→ Exercise
Every line that contains the word "утвержденной" should be copied.

start Record set

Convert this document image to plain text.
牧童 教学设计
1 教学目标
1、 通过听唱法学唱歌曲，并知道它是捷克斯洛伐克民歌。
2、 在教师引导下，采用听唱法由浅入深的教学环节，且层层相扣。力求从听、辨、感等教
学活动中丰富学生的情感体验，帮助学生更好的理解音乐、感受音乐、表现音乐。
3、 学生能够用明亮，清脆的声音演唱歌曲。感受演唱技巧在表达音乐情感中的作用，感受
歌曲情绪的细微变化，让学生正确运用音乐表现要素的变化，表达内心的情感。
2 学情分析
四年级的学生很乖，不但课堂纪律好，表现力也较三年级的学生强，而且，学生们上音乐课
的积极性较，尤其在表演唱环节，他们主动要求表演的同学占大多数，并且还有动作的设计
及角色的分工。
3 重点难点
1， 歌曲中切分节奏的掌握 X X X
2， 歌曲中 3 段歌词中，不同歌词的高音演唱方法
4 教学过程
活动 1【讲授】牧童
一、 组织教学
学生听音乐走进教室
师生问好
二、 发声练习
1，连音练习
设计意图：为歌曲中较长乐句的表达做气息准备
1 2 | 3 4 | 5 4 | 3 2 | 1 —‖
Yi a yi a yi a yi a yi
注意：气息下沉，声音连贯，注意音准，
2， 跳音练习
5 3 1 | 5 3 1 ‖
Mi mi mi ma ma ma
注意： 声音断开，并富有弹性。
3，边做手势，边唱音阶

end Record set
start Record set

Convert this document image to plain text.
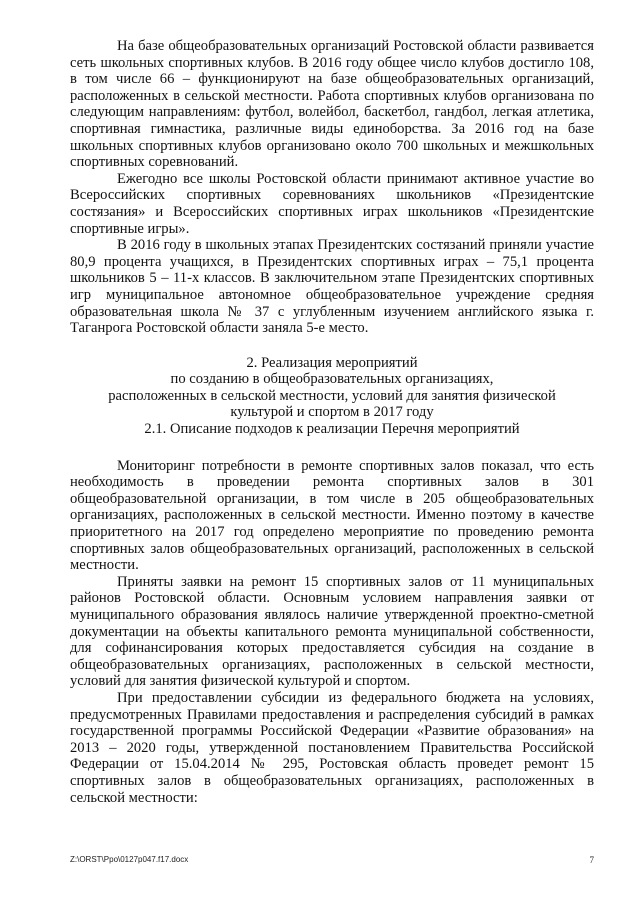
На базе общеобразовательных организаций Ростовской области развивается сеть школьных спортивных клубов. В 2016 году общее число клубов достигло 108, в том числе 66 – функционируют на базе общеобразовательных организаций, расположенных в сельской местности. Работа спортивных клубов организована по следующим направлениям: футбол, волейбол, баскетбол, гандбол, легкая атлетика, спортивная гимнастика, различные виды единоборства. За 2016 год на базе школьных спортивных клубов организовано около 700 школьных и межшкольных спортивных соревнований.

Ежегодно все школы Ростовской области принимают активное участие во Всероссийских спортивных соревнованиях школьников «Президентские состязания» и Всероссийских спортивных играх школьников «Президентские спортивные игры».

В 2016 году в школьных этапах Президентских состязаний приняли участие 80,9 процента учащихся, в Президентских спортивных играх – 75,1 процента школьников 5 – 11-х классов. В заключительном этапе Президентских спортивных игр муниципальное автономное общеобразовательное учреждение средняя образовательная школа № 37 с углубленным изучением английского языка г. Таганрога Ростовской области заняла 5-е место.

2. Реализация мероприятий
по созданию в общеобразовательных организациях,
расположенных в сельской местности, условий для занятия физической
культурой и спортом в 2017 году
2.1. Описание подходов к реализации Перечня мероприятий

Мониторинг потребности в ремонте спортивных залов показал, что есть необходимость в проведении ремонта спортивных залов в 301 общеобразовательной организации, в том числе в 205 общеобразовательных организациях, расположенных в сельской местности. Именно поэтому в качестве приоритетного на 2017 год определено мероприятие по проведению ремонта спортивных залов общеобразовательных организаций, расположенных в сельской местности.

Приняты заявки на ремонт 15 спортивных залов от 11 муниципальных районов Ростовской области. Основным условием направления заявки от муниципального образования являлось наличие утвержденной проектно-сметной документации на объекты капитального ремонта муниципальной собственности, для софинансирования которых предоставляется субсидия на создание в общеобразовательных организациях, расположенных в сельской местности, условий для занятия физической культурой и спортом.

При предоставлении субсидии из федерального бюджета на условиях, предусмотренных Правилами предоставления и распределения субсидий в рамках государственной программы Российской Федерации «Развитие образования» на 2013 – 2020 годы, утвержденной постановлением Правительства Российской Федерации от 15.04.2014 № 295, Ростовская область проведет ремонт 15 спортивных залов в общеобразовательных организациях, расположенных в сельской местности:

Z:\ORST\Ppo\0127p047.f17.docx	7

end Record set

→ Response to the exercise
Приняты заявки на ремонт 15 спортивных залов от 11 муниципальных районов Ростовской области. Основным условием направления заявки от муниципального образования являлось наличие утвержденной проектно-сметной документации на объекты капитального ремонта муниципальной собственности, для софинансирования которых предоставляется субсидия на создание в общеобразовательных организациях, расположенных в сельской местности, условий для занятия физической культурой и спортом.
При предоставлении субсидии из федерального бюджета на условиях, предусмотренных Правилами предоставления и распределения субсидий в рамках государственной программы Российской Федерации «Развитие образования» на 2013 – 2020 годы, утвержденной постановлением Правительства Российской Федерации от 15.04.2014 № 295, Ростовская область проведет ремонт 15 спортивных залов в общеобразовательных организациях, расположенных в сельской местности:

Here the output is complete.